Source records
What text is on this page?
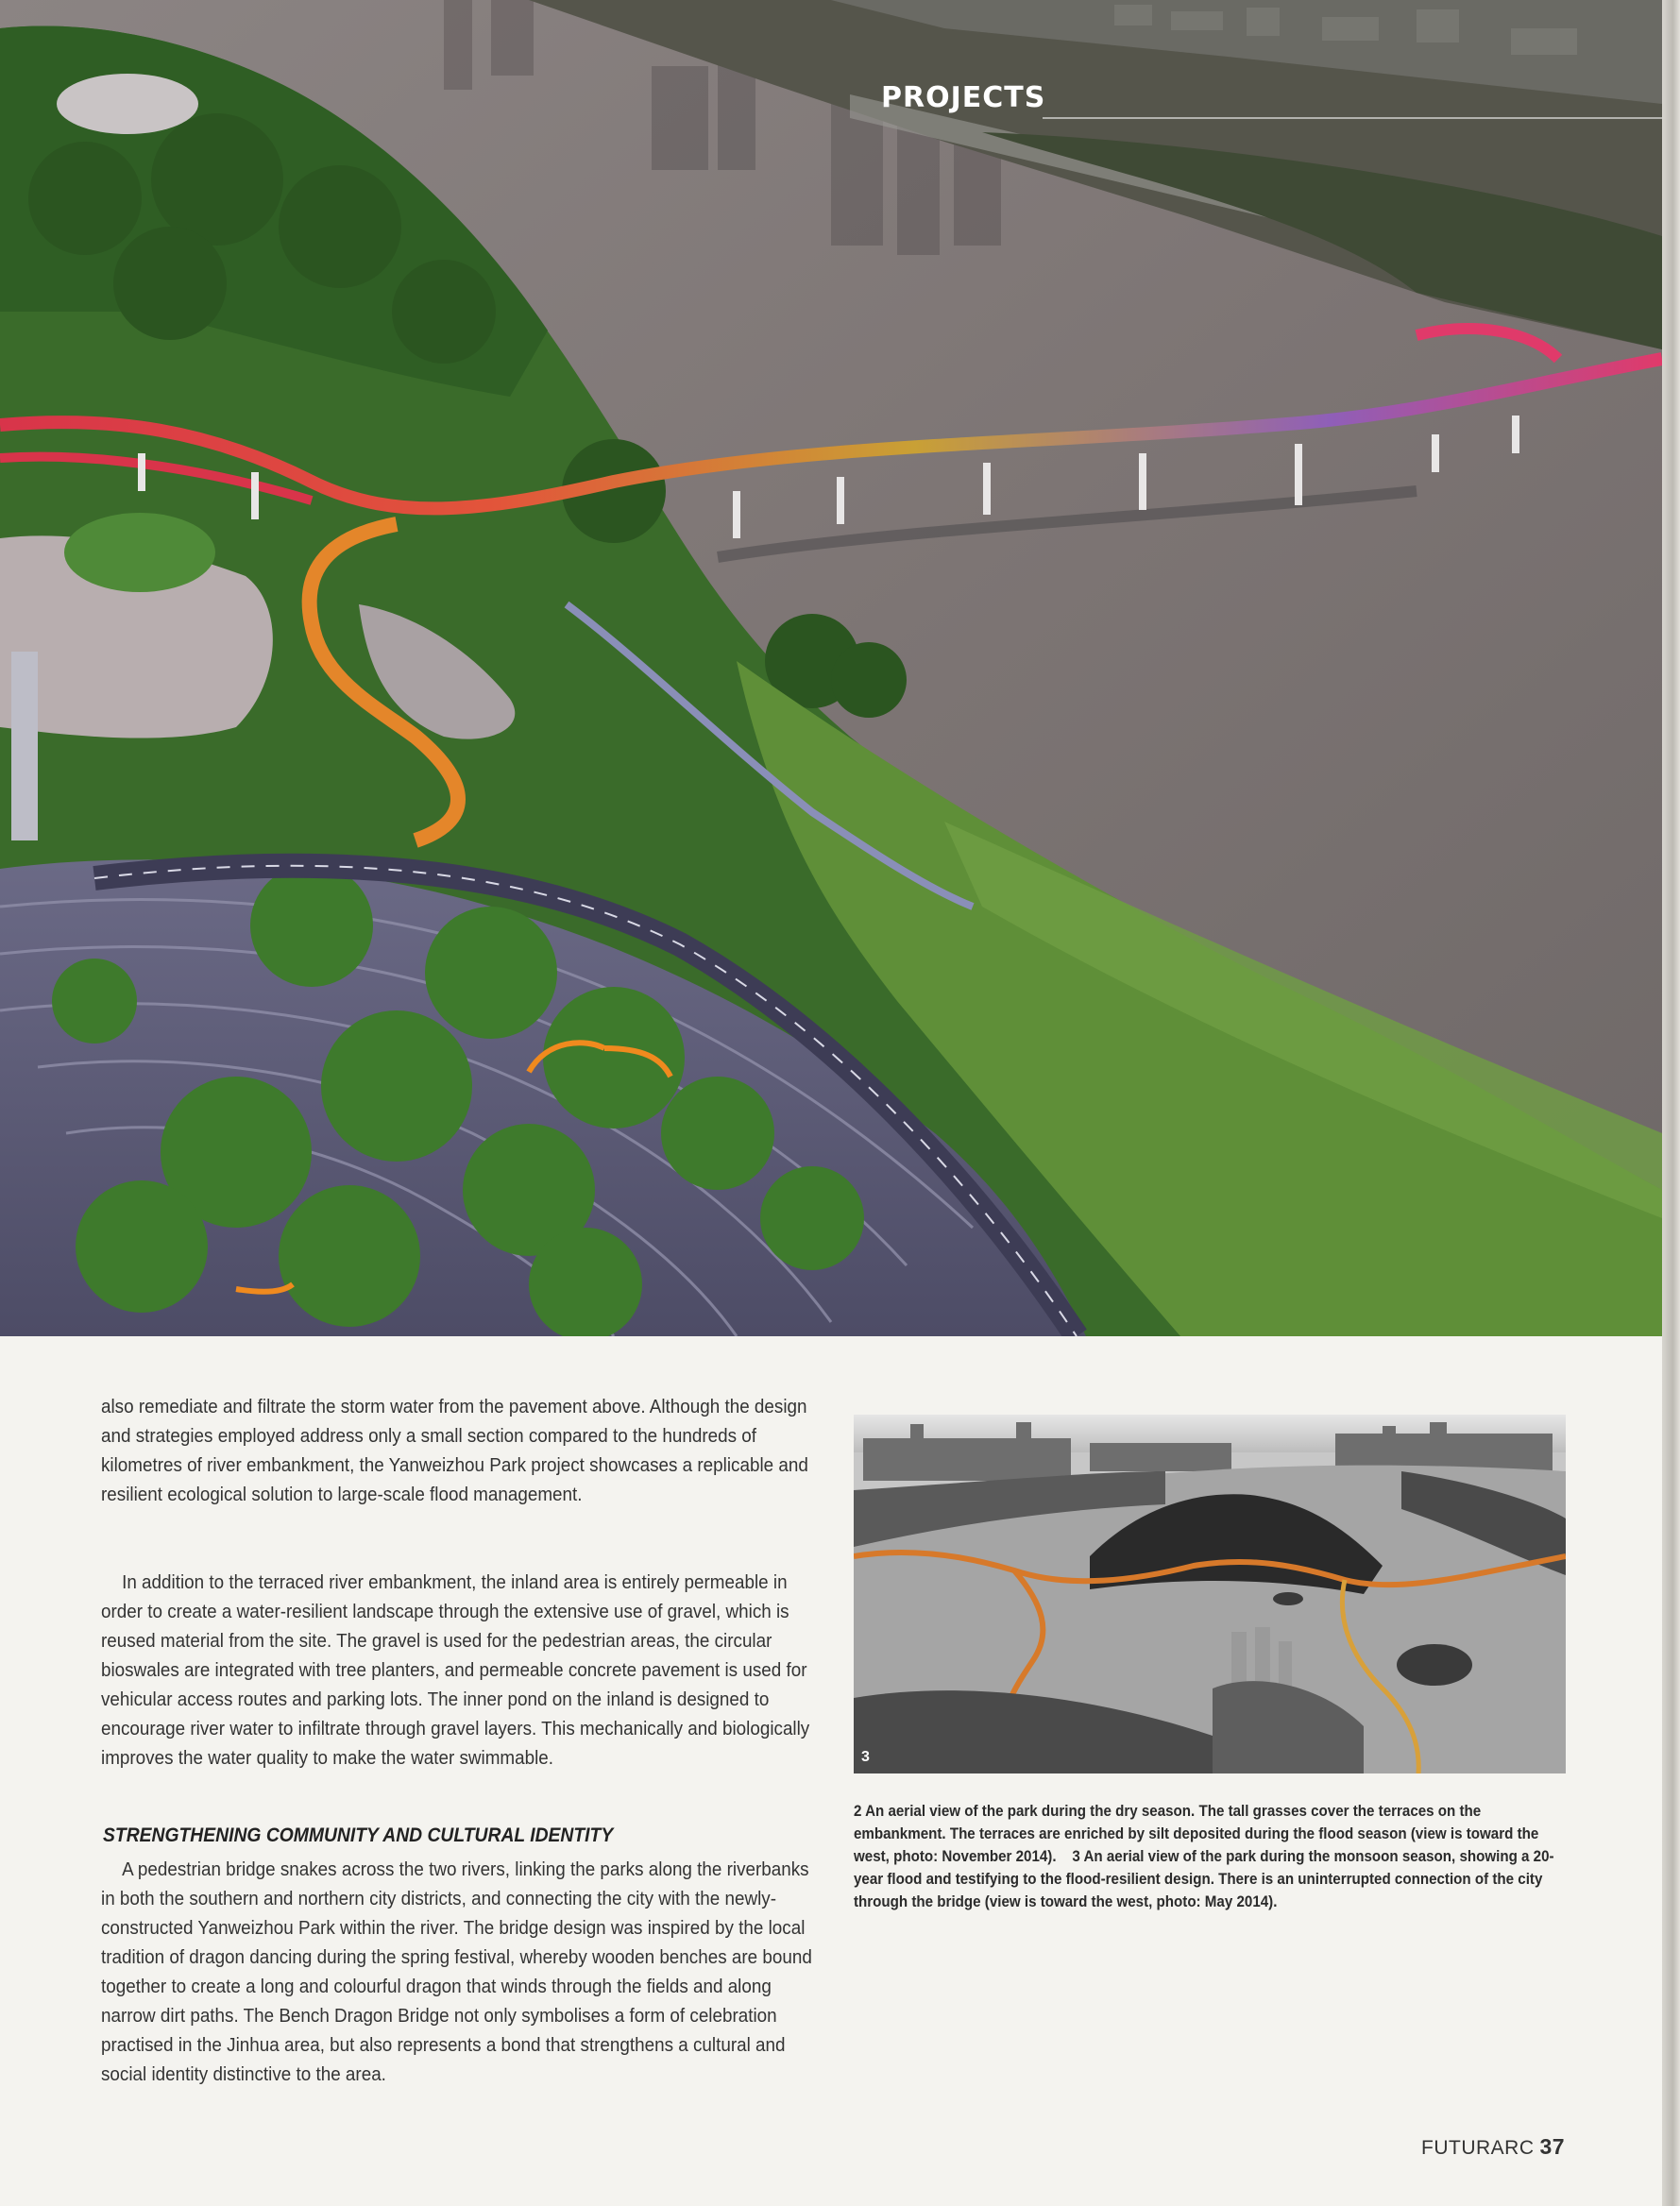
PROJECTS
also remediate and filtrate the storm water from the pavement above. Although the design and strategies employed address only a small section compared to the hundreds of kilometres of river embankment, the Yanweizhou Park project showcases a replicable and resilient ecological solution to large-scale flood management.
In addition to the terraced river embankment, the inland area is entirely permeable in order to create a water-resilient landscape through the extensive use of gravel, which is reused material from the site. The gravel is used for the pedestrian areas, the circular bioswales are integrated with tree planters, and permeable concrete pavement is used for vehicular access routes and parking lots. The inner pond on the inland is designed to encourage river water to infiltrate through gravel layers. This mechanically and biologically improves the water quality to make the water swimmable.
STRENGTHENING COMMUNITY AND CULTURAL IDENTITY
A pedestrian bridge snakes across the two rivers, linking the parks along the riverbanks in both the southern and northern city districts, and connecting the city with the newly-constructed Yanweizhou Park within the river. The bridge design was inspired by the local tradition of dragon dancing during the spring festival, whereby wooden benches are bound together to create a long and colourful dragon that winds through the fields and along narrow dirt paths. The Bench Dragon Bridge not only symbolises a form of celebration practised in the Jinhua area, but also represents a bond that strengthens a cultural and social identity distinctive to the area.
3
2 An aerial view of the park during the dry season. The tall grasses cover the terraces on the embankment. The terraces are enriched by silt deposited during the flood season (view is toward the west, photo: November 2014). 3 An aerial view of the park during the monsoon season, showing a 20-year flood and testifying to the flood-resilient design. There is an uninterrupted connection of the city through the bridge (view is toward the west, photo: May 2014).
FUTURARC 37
---
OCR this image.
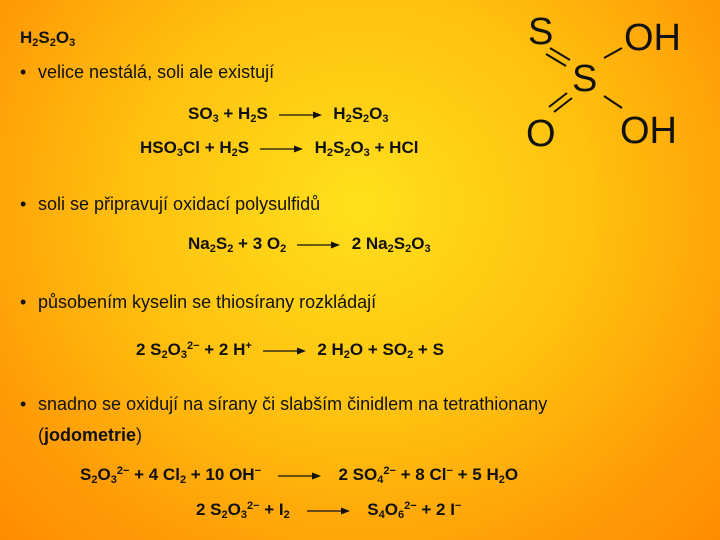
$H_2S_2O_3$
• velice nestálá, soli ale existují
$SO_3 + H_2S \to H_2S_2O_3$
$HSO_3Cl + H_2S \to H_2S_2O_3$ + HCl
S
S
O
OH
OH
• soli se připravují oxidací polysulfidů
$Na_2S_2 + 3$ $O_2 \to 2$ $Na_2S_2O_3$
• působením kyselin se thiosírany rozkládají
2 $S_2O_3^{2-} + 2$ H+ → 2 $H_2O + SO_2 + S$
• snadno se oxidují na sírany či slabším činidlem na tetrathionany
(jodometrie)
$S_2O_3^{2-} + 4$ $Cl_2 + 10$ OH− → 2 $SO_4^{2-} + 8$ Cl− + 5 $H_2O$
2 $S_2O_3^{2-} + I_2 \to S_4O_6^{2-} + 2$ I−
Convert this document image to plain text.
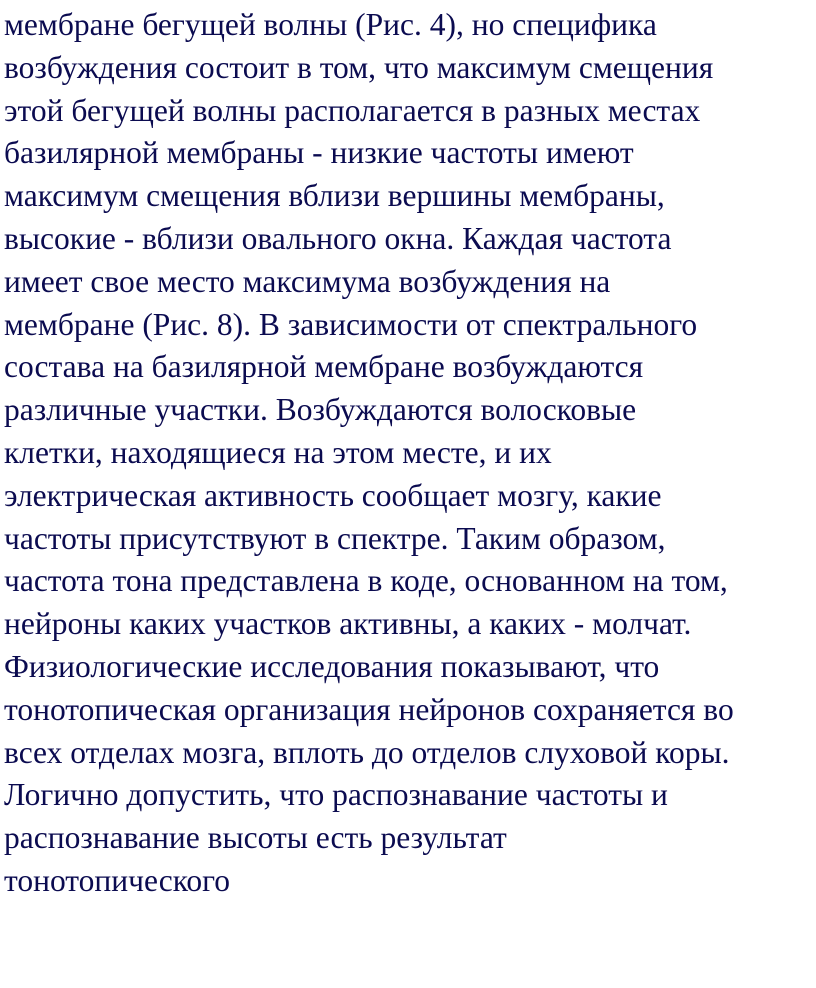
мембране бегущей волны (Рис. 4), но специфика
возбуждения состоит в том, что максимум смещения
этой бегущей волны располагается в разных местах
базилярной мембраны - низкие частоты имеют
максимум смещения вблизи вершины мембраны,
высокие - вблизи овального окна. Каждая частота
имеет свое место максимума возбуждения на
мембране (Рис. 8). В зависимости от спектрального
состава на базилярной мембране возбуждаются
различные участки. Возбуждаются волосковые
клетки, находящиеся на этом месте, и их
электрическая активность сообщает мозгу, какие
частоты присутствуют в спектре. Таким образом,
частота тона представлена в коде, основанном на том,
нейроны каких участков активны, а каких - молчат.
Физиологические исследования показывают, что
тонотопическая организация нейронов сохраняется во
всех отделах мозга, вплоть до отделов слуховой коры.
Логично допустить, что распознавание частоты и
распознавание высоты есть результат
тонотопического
...
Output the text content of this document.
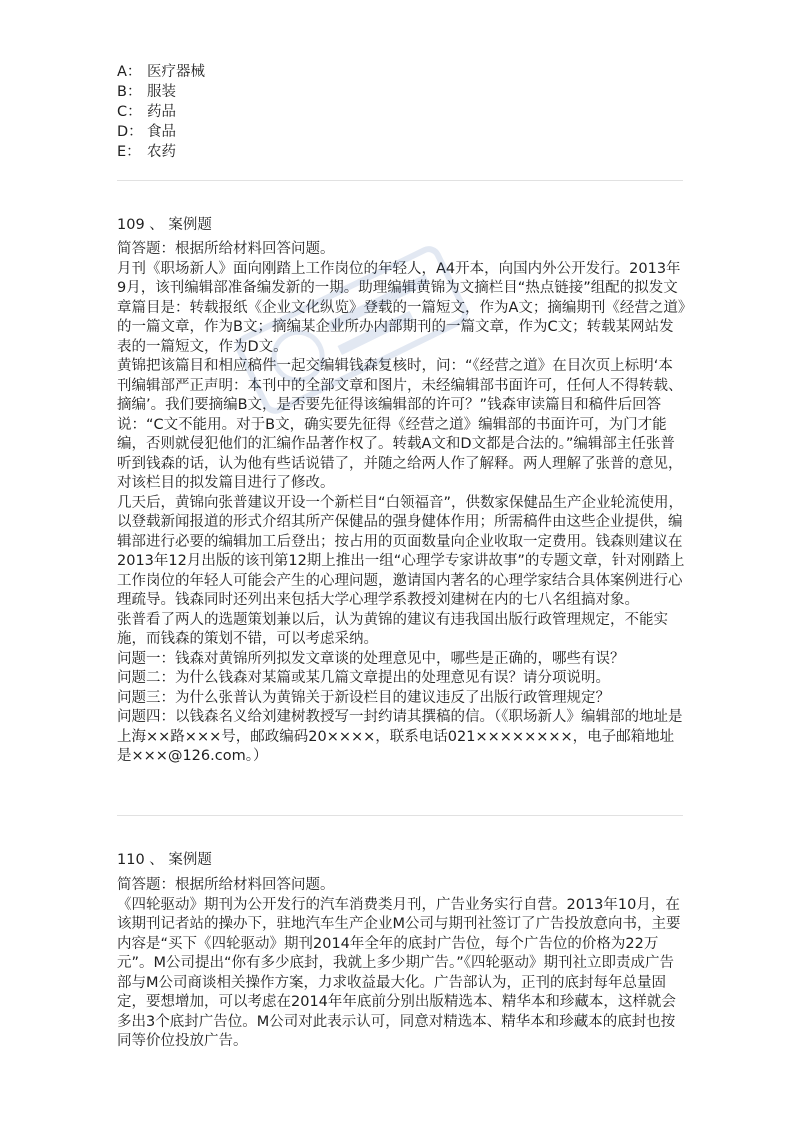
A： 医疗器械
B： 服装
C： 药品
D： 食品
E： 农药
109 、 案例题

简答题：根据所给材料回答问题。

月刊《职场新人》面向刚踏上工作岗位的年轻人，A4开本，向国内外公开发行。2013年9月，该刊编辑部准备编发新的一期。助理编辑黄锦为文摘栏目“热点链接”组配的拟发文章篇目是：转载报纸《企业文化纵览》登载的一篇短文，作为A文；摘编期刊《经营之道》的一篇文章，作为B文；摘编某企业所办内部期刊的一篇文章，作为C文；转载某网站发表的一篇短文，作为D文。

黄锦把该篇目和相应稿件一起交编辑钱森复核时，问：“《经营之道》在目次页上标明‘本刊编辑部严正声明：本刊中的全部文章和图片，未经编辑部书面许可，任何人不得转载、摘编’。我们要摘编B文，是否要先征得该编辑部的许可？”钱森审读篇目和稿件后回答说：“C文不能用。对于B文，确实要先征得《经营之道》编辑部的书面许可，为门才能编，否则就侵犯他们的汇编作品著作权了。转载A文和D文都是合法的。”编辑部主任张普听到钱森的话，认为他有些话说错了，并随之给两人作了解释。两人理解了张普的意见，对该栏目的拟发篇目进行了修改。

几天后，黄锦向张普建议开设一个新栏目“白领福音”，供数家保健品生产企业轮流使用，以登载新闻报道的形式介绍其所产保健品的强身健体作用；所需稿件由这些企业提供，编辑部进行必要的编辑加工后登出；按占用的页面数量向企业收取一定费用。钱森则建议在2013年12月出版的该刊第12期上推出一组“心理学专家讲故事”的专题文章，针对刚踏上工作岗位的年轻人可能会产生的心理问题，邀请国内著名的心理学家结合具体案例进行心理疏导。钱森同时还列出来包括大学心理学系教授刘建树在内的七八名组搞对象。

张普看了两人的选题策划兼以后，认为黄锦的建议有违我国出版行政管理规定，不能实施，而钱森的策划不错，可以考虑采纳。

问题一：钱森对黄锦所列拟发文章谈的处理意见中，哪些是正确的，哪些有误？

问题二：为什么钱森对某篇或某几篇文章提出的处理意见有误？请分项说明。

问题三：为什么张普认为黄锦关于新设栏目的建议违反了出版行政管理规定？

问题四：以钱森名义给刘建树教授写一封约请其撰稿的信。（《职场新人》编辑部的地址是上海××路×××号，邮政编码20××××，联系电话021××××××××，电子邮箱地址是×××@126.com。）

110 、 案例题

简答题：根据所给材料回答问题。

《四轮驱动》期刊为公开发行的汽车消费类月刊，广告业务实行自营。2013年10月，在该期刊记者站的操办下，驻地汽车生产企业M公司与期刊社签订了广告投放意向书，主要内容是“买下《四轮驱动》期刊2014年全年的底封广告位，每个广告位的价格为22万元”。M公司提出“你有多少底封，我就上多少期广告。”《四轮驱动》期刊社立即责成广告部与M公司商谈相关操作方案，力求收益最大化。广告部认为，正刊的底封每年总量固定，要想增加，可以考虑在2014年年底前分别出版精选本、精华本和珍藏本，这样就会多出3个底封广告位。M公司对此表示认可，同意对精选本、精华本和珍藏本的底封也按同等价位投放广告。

:: What you are asked to do ::
Pull out each line of the records holding the string "смещения".

:: Exercise response ::
возбуждения состоит в том, что максимум смещения
максимум смещения вблизи вершины мембраны,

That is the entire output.